(Extracted data entries)
● ● ● ●

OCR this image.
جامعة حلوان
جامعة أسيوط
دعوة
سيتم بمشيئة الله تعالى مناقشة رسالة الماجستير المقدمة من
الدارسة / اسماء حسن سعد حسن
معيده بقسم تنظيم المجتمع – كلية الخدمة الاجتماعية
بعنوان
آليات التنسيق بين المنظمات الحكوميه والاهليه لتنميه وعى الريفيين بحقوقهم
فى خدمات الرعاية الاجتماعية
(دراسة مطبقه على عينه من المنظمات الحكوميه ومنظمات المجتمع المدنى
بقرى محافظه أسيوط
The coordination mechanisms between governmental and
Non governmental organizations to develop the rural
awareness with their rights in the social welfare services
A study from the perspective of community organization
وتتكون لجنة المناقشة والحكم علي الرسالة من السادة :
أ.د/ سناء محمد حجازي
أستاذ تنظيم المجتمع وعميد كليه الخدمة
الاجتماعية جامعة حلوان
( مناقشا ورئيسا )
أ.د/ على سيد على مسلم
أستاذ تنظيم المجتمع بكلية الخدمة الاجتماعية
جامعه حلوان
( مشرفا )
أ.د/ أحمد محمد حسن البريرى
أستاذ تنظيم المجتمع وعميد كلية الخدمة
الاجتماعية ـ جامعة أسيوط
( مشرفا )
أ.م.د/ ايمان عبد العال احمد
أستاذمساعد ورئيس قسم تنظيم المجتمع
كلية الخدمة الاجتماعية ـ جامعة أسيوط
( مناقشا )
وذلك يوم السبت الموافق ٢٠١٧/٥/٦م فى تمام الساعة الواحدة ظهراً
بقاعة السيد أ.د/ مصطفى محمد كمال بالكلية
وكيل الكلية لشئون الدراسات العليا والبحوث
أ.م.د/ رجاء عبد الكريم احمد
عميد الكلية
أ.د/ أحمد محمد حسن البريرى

● ● ● ●

▶ [WORK INSTRUCTIONS]: Copy out each line exactly as written.

▶ [REPLY]:
OCR this image.
جامعة حلوان
جامعة أسيوط
دعوة
سيتم بمشيئة الله تعالى مناقشة رسالة الماجستير المقدمة من
الدارسة / اسماء حسن سعد حسن
معيده بقسم تنظيم المجتمع – كلية الخدمة الاجتماعية
بعنوان
آليات التنسيق بين المنظمات الحكوميه والاهليه لتنميه وعى الريفيين بحقوقهم
فى خدمات الرعاية الاجتماعية
(دراسة مطبقه على عينه من المنظمات الحكوميه ومنظمات المجتمع المدنى
بقرى محافظه أسيوط
The coordination mechanisms between governmental and
Non governmental organizations to develop the rural
awareness with their rights in the social welfare services
A study from the perspective of community organization
وتتكون لجنة المناقشة والحكم علي الرسالة من السادة :
أ.د/ سناء محمد حجازي
أستاذ تنظيم المجتمع وعميد كليه الخدمة
الاجتماعية جامعة حلوان
( مناقشا ورئيسا )
أ.د/ على سيد على مسلم
أستاذ تنظيم المجتمع بكلية الخدمة الاجتماعية
جامعه حلوان
( مشرفا )
أ.د/ أحمد محمد حسن البريرى
أستاذ تنظيم المجتمع وعميد كلية الخدمة
الاجتماعية ـ جامعة أسيوط
( مشرفا )
أ.م.د/ ايمان عبد العال احمد
أستاذمساعد ورئيس قسم تنظيم المجتمع
كلية الخدمة الاجتماعية ـ جامعة أسيوط
( مناقشا )
وذلك يوم السبت الموافق ٢٠١٧/٥/٦م فى تمام الساعة الواحدة ظهراً
بقاعة السيد أ.د/ مصطفى محمد كمال بالكلية
وكيل الكلية لشئون الدراسات العليا والبحوث
أ.م.د/ رجاء عبد الكريم احمد
عميد الكلية
أ.د/ أحمد محمد حسن البريرى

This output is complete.